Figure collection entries
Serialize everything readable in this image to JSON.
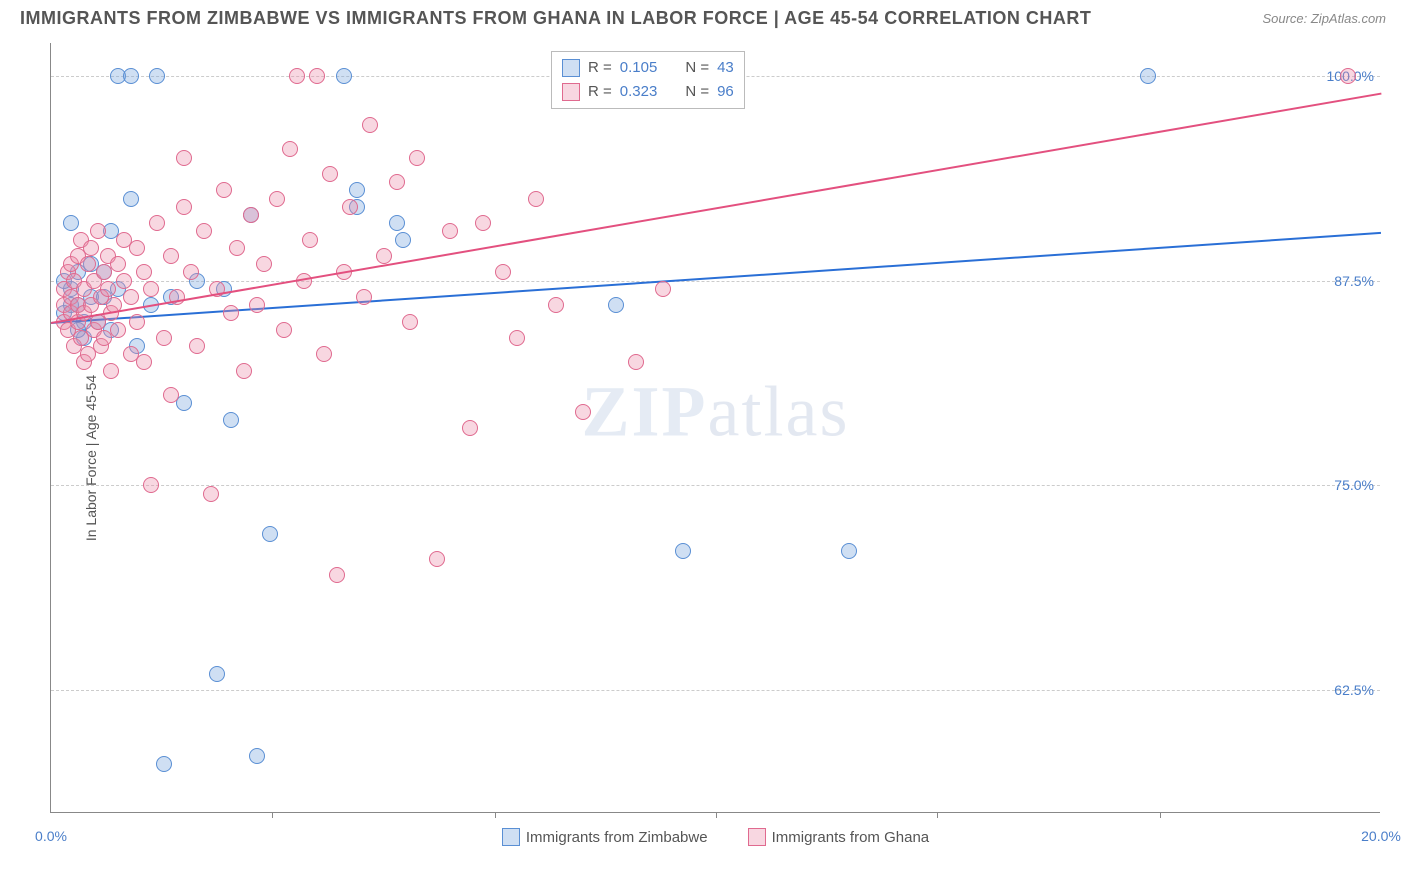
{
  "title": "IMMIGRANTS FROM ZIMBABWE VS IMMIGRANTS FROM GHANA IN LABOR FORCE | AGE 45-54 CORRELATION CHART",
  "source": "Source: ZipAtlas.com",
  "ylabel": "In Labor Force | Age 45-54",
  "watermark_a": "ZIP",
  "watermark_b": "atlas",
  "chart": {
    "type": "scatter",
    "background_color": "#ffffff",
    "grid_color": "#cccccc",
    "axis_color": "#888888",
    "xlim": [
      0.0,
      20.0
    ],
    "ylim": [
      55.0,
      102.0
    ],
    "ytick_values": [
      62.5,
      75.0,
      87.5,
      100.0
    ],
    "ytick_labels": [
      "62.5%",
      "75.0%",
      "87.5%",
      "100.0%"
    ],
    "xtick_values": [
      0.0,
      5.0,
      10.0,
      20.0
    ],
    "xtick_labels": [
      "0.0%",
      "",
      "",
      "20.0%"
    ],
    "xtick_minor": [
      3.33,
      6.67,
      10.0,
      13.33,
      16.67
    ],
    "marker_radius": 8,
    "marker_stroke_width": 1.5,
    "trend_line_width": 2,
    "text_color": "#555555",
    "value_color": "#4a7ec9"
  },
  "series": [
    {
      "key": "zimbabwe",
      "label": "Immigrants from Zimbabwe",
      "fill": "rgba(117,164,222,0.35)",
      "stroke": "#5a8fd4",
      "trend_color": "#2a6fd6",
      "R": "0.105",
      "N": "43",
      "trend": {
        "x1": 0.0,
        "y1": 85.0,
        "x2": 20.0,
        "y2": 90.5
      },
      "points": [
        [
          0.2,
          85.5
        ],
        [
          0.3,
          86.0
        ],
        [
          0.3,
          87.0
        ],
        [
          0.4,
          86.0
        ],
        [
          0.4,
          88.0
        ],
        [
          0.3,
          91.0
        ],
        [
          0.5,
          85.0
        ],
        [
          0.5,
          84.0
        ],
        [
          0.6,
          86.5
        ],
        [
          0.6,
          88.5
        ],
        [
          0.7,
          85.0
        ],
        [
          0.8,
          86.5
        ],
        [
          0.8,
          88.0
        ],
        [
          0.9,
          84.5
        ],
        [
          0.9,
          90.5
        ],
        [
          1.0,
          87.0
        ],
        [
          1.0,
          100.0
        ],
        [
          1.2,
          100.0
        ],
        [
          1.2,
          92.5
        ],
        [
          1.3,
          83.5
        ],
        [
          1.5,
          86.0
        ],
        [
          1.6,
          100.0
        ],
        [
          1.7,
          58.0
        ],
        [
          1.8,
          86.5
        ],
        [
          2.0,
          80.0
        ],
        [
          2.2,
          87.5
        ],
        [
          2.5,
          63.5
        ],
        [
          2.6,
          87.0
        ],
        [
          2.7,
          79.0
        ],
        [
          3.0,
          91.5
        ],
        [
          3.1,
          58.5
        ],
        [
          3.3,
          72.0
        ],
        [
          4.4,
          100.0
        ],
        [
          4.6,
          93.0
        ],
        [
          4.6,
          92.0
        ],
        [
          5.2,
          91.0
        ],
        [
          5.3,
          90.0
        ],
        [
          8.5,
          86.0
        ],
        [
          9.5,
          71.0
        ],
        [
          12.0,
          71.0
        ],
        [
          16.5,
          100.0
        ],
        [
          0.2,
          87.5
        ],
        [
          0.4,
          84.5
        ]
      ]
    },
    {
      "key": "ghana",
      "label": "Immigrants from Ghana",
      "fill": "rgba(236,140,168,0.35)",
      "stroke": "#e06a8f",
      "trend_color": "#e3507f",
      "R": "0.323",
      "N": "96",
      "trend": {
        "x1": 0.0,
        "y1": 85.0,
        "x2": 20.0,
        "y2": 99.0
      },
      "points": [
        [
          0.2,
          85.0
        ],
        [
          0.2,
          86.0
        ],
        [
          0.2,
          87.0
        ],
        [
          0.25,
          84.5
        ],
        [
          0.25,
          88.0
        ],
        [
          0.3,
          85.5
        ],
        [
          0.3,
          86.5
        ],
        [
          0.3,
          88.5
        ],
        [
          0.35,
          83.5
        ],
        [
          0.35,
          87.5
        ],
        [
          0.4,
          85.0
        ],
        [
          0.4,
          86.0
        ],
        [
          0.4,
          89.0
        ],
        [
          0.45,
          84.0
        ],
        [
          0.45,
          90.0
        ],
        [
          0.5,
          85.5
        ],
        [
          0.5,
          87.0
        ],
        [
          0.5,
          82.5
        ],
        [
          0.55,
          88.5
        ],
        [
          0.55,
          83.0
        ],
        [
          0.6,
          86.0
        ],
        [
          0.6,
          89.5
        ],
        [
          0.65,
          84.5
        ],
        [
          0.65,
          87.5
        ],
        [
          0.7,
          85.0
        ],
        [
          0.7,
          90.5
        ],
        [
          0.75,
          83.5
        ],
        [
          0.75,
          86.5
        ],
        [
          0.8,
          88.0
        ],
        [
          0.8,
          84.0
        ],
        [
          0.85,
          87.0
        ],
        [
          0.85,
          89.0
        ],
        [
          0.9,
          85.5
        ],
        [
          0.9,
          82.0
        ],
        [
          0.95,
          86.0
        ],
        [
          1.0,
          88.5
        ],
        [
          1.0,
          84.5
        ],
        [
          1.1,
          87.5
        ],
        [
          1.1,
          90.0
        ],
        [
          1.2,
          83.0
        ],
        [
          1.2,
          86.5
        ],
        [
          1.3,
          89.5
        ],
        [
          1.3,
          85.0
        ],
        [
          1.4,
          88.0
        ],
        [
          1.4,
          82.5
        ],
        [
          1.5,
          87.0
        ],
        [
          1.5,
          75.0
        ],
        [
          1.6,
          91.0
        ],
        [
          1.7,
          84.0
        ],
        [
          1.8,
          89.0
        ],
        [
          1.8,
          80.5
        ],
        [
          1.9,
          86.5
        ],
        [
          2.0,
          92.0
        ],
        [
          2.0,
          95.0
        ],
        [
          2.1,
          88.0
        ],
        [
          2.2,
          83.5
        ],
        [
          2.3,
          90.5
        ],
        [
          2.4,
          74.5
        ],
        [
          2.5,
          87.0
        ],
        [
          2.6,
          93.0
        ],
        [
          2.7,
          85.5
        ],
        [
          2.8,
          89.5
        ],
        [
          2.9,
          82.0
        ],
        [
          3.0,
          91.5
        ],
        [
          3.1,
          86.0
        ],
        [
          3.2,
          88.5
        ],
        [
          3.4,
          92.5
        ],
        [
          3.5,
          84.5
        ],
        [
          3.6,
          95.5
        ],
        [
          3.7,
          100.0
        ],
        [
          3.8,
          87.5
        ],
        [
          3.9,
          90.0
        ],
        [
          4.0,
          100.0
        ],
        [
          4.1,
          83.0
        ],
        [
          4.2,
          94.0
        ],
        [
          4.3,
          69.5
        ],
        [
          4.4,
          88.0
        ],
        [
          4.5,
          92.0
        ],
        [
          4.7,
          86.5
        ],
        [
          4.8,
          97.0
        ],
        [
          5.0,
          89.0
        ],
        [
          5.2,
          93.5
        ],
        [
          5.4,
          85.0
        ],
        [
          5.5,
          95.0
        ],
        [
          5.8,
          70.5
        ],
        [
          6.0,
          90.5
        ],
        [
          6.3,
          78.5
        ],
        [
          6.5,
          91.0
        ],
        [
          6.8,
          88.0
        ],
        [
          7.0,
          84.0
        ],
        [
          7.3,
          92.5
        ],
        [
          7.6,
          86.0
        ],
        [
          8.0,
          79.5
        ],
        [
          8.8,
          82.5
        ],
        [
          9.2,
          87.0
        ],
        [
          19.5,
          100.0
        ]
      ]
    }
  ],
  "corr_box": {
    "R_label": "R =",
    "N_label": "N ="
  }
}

## [Do this]
Print each line of the material above exactly, with the pictures removed from your copy.

## [Response]
Serialize everything readable in this image to JSON.
{
  "title": "IMMIGRANTS FROM ZIMBABWE VS IMMIGRANTS FROM GHANA IN LABOR FORCE | AGE 45-54 CORRELATION CHART",
  "source": "Source: ZipAtlas.com",
  "ylabel": "In Labor Force | Age 45-54",
  "watermark_a": "ZIP",
  "watermark_b": "atlas",
  "chart": {
    "type": "scatter",
    "background_color": "#ffffff",
    "grid_color": "#cccccc",
    "axis_color": "#888888",
    "xlim": [
      0.0,
      20.0
    ],
    "ylim": [
      55.0,
      102.0
    ],
    "ytick_values": [
      62.5,
      75.0,
      87.5,
      100.0
    ],
    "ytick_labels": [
      "62.5%",
      "75.0%",
      "87.5%",
      "100.0%"
    ],
    "xtick_values": [
      0.0,
      5.0,
      10.0,
      20.0
    ],
    "xtick_labels": [
      "0.0%",
      "",
      "",
      "20.0%"
    ],
    "xtick_minor": [
      3.33,
      6.67,
      10.0,
      13.33,
      16.67
    ],
    "marker_radius": 8,
    "marker_stroke_width": 1.5,
    "trend_line_width": 2,
    "text_color": "#555555",
    "value_color": "#4a7ec9"
  },
  "series": [
    {
      "key": "zimbabwe",
      "label": "Immigrants from Zimbabwe",
      "fill": "rgba(117,164,222,0.35)",
      "stroke": "#5a8fd4",
      "trend_color": "#2a6fd6",
      "R": "0.105",
      "N": "43",
      "trend": {
        "x1": 0.0,
        "y1": 85.0,
        "x2": 20.0,
        "y2": 90.5
      },
      "points": [
        [
          0.2,
          85.5
        ],
        [
          0.3,
          86.0
        ],
        [
          0.3,
          87.0
        ],
        [
          0.4,
          86.0
        ],
        [
          0.4,
          88.0
        ],
        [
          0.3,
          91.0
        ],
        [
          0.5,
          85.0
        ],
        [
          0.5,
          84.0
        ],
        [
          0.6,
          86.5
        ],
        [
          0.6,
          88.5
        ],
        [
          0.7,
          85.0
        ],
        [
          0.8,
          86.5
        ],
        [
          0.8,
          88.0
        ],
        [
          0.9,
          84.5
        ],
        [
          0.9,
          90.5
        ],
        [
          1.0,
          87.0
        ],
        [
          1.0,
          100.0
        ],
        [
          1.2,
          100.0
        ],
        [
          1.2,
          92.5
        ],
        [
          1.3,
          83.5
        ],
        [
          1.5,
          86.0
        ],
        [
          1.6,
          100.0
        ],
        [
          1.7,
          58.0
        ],
        [
          1.8,
          86.5
        ],
        [
          2.0,
          80.0
        ],
        [
          2.2,
          87.5
        ],
        [
          2.5,
          63.5
        ],
        [
          2.6,
          87.0
        ],
        [
          2.7,
          79.0
        ],
        [
          3.0,
          91.5
        ],
        [
          3.1,
          58.5
        ],
        [
          3.3,
          72.0
        ],
        [
          4.4,
          100.0
        ],
        [
          4.6,
          93.0
        ],
        [
          4.6,
          92.0
        ],
        [
          5.2,
          91.0
        ],
        [
          5.3,
          90.0
        ],
        [
          8.5,
          86.0
        ],
        [
          9.5,
          71.0
        ],
        [
          12.0,
          71.0
        ],
        [
          16.5,
          100.0
        ],
        [
          0.2,
          87.5
        ],
        [
          0.4,
          84.5
        ]
      ]
    },
    {
      "key": "ghana",
      "label": "Immigrants from Ghana",
      "fill": "rgba(236,140,168,0.35)",
      "stroke": "#e06a8f",
      "trend_color": "#e3507f",
      "R": "0.323",
      "N": "96",
      "trend": {
        "x1": 0.0,
        "y1": 85.0,
        "x2": 20.0,
        "y2": 99.0
      },
      "points": [
        [
          0.2,
          85.0
        ],
        [
          0.2,
          86.0
        ],
        [
          0.2,
          87.0
        ],
        [
          0.25,
          84.5
        ],
        [
          0.25,
          88.0
        ],
        [
          0.3,
          85.5
        ],
        [
          0.3,
          86.5
        ],
        [
          0.3,
          88.5
        ],
        [
          0.35,
          83.5
        ],
        [
          0.35,
          87.5
        ],
        [
          0.4,
          85.0
        ],
        [
          0.4,
          86.0
        ],
        [
          0.4,
          89.0
        ],
        [
          0.45,
          84.0
        ],
        [
          0.45,
          90.0
        ],
        [
          0.5,
          85.5
        ],
        [
          0.5,
          87.0
        ],
        [
          0.5,
          82.5
        ],
        [
          0.55,
          88.5
        ],
        [
          0.55,
          83.0
        ],
        [
          0.6,
          86.0
        ],
        [
          0.6,
          89.5
        ],
        [
          0.65,
          84.5
        ],
        [
          0.65,
          87.5
        ],
        [
          0.7,
          85.0
        ],
        [
          0.7,
          90.5
        ],
        [
          0.75,
          83.5
        ],
        [
          0.75,
          86.5
        ],
        [
          0.8,
          88.0
        ],
        [
          0.8,
          84.0
        ],
        [
          0.85,
          87.0
        ],
        [
          0.85,
          89.0
        ],
        [
          0.9,
          85.5
        ],
        [
          0.9,
          82.0
        ],
        [
          0.95,
          86.0
        ],
        [
          1.0,
          88.5
        ],
        [
          1.0,
          84.5
        ],
        [
          1.1,
          87.5
        ],
        [
          1.1,
          90.0
        ],
        [
          1.2,
          83.0
        ],
        [
          1.2,
          86.5
        ],
        [
          1.3,
          89.5
        ],
        [
          1.3,
          85.0
        ],
        [
          1.4,
          88.0
        ],
        [
          1.4,
          82.5
        ],
        [
          1.5,
          87.0
        ],
        [
          1.5,
          75.0
        ],
        [
          1.6,
          91.0
        ],
        [
          1.7,
          84.0
        ],
        [
          1.8,
          89.0
        ],
        [
          1.8,
          80.5
        ],
        [
          1.9,
          86.5
        ],
        [
          2.0,
          92.0
        ],
        [
          2.0,
          95.0
        ],
        [
          2.1,
          88.0
        ],
        [
          2.2,
          83.5
        ],
        [
          2.3,
          90.5
        ],
        [
          2.4,
          74.5
        ],
        [
          2.5,
          87.0
        ],
        [
          2.6,
          93.0
        ],
        [
          2.7,
          85.5
        ],
        [
          2.8,
          89.5
        ],
        [
          2.9,
          82.0
        ],
        [
          3.0,
          91.5
        ],
        [
          3.1,
          86.0
        ],
        [
          3.2,
          88.5
        ],
        [
          3.4,
          92.5
        ],
        [
          3.5,
          84.5
        ],
        [
          3.6,
          95.5
        ],
        [
          3.7,
          100.0
        ],
        [
          3.8,
          87.5
        ],
        [
          3.9,
          90.0
        ],
        [
          4.0,
          100.0
        ],
        [
          4.1,
          83.0
        ],
        [
          4.2,
          94.0
        ],
        [
          4.3,
          69.5
        ],
        [
          4.4,
          88.0
        ],
        [
          4.5,
          92.0
        ],
        [
          4.7,
          86.5
        ],
        [
          4.8,
          97.0
        ],
        [
          5.0,
          89.0
        ],
        [
          5.2,
          93.5
        ],
        [
          5.4,
          85.0
        ],
        [
          5.5,
          95.0
        ],
        [
          5.8,
          70.5
        ],
        [
          6.0,
          90.5
        ],
        [
          6.3,
          78.5
        ],
        [
          6.5,
          91.0
        ],
        [
          6.8,
          88.0
        ],
        [
          7.0,
          84.0
        ],
        [
          7.3,
          92.5
        ],
        [
          7.6,
          86.0
        ],
        [
          8.0,
          79.5
        ],
        [
          8.8,
          82.5
        ],
        [
          9.2,
          87.0
        ],
        [
          19.5,
          100.0
        ]
      ]
    }
  ],
  "corr_box": {
    "R_label": "R =",
    "N_label": "N ="
  }
}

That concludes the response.